_Directions:_ Copy out each line of the data that holds the word "group".

Extracted records:
++++++++++

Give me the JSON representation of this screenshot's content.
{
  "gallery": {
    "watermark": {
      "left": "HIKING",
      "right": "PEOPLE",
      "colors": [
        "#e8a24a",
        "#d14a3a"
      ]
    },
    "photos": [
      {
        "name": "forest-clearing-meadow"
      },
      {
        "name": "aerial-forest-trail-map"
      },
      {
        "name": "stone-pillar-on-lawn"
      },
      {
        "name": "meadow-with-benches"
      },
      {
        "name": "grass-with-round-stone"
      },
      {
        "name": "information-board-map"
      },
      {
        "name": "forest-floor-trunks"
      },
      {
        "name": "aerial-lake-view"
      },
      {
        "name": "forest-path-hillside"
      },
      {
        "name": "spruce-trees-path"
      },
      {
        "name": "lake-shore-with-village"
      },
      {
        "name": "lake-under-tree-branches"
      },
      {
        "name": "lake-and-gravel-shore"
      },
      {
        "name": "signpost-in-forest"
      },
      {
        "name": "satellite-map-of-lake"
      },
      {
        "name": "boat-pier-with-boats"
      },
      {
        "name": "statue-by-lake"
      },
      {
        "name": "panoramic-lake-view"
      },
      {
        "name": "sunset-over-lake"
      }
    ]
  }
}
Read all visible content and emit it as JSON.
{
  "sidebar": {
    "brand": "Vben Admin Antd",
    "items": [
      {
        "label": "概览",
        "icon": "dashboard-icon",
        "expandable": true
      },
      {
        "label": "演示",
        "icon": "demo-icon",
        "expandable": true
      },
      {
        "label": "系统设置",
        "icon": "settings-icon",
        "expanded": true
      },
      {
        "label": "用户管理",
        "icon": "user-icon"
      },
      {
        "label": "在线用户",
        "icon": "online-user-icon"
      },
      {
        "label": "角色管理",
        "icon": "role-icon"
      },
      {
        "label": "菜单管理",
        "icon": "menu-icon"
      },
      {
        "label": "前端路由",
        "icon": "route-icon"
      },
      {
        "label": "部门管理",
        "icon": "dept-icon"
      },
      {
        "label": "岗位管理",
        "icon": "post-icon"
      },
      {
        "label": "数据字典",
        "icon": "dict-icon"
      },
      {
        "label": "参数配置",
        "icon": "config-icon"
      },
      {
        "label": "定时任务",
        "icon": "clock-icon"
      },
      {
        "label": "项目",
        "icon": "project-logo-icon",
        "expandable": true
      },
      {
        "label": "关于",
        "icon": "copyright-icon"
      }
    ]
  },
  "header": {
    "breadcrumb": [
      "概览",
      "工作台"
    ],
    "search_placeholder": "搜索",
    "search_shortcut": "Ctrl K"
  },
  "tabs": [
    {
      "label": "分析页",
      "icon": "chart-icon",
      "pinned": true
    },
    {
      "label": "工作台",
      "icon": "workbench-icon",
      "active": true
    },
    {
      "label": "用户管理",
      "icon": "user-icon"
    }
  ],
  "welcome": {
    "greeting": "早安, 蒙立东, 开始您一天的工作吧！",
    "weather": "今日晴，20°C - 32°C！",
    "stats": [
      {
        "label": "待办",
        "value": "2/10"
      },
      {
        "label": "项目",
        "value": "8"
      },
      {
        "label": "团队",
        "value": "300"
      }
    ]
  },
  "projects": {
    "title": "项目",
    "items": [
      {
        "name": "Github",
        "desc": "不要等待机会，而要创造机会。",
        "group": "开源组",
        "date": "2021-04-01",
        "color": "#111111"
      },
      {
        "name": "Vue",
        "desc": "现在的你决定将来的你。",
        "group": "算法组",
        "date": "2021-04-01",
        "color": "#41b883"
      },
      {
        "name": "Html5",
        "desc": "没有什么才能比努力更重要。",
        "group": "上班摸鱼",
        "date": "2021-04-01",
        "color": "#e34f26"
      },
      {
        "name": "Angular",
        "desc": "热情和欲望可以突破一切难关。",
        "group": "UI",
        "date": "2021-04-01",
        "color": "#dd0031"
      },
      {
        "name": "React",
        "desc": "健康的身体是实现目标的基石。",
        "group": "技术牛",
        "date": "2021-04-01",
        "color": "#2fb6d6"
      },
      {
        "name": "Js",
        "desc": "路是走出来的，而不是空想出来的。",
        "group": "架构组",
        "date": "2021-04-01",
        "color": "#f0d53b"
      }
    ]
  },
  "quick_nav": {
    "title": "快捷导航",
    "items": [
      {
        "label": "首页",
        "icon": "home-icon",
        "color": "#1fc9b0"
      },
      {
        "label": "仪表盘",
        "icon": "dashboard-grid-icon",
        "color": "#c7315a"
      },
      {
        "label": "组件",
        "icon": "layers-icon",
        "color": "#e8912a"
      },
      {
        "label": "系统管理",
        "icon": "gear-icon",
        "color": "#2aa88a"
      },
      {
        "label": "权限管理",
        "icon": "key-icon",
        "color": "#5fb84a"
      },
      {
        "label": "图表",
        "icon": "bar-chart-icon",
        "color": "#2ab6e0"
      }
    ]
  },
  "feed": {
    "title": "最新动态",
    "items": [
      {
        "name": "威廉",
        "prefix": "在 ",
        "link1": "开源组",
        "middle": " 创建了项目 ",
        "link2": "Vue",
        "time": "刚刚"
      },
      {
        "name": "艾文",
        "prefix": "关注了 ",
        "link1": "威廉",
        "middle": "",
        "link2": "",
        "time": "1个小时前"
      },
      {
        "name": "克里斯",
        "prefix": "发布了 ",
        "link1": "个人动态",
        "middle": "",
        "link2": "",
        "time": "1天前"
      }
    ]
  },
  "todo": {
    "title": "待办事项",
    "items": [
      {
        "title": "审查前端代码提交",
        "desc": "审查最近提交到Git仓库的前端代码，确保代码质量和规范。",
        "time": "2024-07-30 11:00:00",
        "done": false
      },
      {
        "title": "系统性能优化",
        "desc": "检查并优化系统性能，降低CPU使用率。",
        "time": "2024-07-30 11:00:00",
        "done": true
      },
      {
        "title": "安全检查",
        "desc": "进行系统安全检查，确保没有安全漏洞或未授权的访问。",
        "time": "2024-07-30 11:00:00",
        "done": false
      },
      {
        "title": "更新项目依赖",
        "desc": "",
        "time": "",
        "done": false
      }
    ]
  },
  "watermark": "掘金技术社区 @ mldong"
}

++++++++++

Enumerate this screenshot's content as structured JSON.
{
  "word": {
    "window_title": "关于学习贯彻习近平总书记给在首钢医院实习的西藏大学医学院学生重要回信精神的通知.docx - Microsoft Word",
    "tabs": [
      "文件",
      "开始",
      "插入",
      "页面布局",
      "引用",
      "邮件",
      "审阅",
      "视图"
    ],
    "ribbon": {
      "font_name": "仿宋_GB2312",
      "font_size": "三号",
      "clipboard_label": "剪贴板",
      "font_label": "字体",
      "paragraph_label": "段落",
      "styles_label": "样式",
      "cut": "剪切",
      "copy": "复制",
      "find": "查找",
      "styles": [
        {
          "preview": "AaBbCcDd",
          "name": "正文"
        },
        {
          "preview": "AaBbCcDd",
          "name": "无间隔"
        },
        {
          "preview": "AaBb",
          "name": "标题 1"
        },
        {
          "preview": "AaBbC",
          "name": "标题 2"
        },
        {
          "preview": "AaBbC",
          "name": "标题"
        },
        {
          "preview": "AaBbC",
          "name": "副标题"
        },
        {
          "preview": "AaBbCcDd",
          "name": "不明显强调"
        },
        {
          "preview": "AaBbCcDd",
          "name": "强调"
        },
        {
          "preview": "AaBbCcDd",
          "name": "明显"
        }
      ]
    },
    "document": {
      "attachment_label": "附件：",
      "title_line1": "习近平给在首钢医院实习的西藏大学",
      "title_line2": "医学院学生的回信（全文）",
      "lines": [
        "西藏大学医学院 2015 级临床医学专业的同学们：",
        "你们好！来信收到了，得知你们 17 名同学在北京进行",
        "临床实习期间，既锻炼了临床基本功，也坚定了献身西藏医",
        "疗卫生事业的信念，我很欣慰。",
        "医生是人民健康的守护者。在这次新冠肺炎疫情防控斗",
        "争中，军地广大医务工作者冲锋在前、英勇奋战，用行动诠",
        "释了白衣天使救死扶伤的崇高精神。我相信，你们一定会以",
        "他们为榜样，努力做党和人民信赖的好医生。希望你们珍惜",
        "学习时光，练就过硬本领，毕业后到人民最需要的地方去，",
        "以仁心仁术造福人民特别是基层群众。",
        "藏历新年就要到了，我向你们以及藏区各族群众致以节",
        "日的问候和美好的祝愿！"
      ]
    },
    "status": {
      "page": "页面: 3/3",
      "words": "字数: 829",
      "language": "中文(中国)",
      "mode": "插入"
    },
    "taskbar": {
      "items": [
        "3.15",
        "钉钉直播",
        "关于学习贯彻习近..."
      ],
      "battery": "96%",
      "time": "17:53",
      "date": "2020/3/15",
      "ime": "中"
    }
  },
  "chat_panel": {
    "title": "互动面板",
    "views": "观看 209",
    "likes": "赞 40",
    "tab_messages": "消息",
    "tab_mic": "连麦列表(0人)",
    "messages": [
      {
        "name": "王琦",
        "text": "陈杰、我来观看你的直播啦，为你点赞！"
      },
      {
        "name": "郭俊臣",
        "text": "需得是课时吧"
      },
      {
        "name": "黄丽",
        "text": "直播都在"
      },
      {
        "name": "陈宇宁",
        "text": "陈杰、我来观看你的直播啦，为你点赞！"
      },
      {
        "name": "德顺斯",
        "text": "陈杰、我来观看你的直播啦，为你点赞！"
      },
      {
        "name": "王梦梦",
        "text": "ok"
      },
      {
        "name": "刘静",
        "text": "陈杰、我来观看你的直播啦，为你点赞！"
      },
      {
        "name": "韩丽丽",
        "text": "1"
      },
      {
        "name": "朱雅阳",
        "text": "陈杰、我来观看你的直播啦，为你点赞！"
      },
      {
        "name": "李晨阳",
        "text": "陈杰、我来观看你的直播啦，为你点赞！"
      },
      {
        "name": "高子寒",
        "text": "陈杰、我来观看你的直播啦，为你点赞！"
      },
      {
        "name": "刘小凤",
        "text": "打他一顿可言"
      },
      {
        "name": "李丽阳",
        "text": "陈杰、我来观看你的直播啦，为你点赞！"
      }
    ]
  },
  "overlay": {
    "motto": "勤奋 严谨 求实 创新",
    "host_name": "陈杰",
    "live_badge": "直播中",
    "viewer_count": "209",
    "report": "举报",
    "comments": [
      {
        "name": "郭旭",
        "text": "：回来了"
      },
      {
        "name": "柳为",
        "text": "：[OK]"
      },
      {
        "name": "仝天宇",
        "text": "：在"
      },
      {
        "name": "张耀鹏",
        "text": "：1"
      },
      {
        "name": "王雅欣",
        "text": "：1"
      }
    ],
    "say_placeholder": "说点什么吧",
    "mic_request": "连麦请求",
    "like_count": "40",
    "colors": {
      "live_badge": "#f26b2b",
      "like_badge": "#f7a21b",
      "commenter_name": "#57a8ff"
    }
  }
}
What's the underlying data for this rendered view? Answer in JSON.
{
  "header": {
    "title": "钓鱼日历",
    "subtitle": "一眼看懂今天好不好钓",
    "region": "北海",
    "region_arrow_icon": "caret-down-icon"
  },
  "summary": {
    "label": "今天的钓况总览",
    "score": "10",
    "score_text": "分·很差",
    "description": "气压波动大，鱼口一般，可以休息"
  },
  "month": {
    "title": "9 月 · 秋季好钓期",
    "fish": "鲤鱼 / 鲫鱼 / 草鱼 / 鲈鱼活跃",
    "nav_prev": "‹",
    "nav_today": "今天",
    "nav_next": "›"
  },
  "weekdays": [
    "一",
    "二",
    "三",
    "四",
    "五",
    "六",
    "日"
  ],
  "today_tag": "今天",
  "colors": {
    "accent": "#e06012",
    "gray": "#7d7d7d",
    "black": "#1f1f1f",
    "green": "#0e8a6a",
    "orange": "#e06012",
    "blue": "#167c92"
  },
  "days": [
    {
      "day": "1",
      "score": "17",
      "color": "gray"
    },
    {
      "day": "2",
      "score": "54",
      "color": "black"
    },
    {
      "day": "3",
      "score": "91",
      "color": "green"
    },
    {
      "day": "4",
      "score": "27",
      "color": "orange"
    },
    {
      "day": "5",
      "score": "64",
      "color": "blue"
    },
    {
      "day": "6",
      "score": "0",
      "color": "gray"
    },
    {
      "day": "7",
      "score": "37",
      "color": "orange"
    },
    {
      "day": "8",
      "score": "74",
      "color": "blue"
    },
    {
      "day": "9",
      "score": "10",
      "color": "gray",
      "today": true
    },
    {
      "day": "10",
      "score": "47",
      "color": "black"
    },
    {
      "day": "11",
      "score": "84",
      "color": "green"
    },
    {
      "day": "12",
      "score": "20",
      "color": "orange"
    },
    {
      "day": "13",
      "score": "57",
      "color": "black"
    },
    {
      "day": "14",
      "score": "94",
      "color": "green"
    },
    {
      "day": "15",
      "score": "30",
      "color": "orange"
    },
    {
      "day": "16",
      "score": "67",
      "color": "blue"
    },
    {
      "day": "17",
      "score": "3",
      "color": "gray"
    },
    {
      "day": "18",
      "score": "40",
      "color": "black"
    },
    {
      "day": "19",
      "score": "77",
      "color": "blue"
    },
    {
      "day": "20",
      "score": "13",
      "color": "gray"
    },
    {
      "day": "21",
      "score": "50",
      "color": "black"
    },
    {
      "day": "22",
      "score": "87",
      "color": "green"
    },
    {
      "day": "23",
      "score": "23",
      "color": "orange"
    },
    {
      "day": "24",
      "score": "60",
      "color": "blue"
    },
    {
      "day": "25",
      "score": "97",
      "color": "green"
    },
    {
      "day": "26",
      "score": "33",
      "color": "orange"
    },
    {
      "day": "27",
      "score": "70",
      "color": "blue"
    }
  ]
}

++++++++++

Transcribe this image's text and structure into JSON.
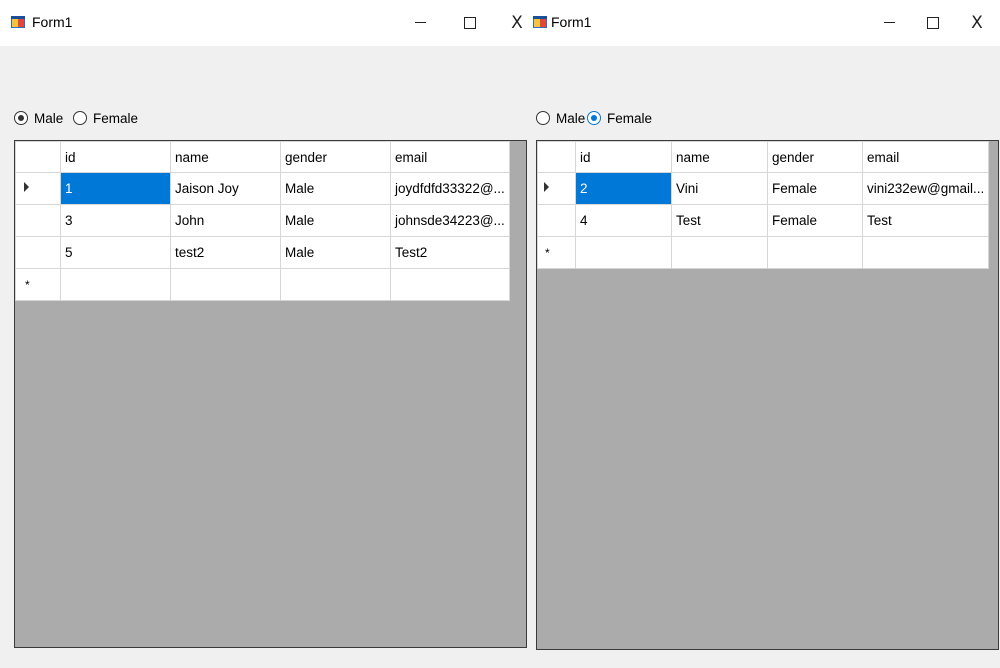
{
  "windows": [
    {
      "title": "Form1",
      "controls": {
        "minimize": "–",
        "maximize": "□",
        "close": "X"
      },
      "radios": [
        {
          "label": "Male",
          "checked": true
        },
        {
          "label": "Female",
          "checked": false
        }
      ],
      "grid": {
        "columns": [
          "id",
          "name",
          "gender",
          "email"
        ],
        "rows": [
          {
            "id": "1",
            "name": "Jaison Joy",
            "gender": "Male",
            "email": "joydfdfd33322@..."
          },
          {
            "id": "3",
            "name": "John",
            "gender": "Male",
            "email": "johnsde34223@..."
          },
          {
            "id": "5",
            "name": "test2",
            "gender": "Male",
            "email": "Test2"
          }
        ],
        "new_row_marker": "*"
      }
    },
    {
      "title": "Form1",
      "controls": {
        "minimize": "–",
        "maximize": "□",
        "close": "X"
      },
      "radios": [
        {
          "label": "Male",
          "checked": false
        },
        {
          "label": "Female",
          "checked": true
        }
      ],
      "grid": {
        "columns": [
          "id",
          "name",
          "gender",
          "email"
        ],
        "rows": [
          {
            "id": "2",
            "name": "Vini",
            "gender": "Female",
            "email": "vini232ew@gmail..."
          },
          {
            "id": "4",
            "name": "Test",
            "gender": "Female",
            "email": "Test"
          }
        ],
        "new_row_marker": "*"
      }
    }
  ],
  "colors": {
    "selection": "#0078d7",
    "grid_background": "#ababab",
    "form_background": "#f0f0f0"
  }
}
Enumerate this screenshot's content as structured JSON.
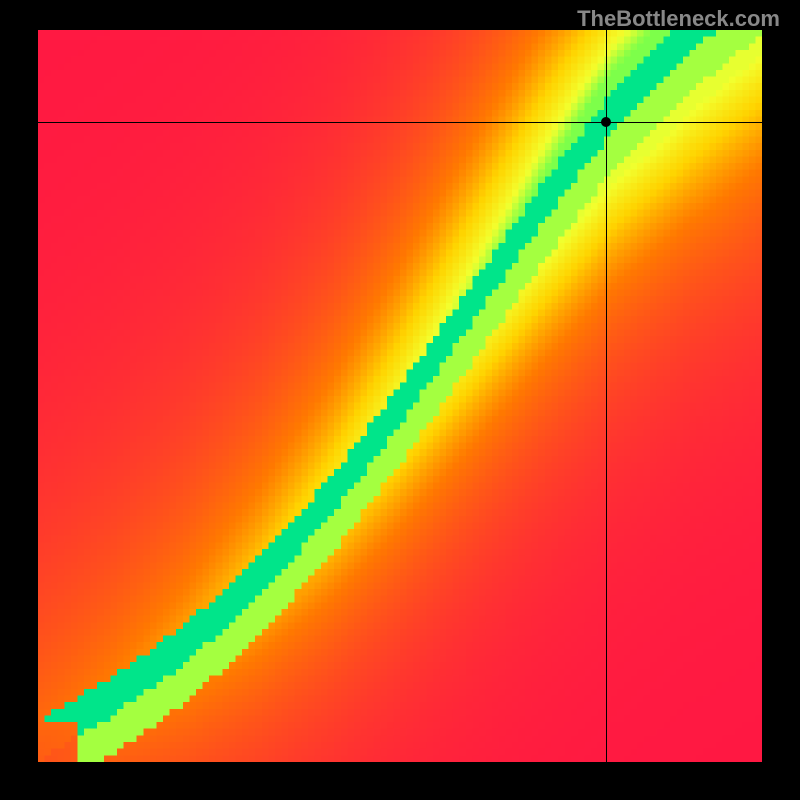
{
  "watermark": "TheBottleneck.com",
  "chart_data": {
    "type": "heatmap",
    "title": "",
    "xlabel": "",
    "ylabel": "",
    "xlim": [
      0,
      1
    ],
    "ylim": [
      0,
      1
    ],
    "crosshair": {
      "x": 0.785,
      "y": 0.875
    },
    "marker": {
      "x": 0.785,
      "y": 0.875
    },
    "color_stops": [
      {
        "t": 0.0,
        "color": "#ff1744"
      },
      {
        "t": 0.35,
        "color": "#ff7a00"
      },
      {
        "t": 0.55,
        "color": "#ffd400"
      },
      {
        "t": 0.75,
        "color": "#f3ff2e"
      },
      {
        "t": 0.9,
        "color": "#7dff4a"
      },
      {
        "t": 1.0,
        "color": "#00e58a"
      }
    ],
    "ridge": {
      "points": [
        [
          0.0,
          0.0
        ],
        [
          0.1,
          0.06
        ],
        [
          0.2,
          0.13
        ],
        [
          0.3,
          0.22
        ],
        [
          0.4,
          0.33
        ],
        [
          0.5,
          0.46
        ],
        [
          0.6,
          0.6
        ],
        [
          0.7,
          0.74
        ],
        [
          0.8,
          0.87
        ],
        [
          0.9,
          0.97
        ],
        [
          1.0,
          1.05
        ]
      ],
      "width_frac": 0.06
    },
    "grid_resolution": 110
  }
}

++++++++++

_Output of the task:_
        "group": "开源组",
        "group": "算法组",
        "group": "上班摸鱼",
        "group": "UI",
        "group": "技术牛",
        "group": "架构组",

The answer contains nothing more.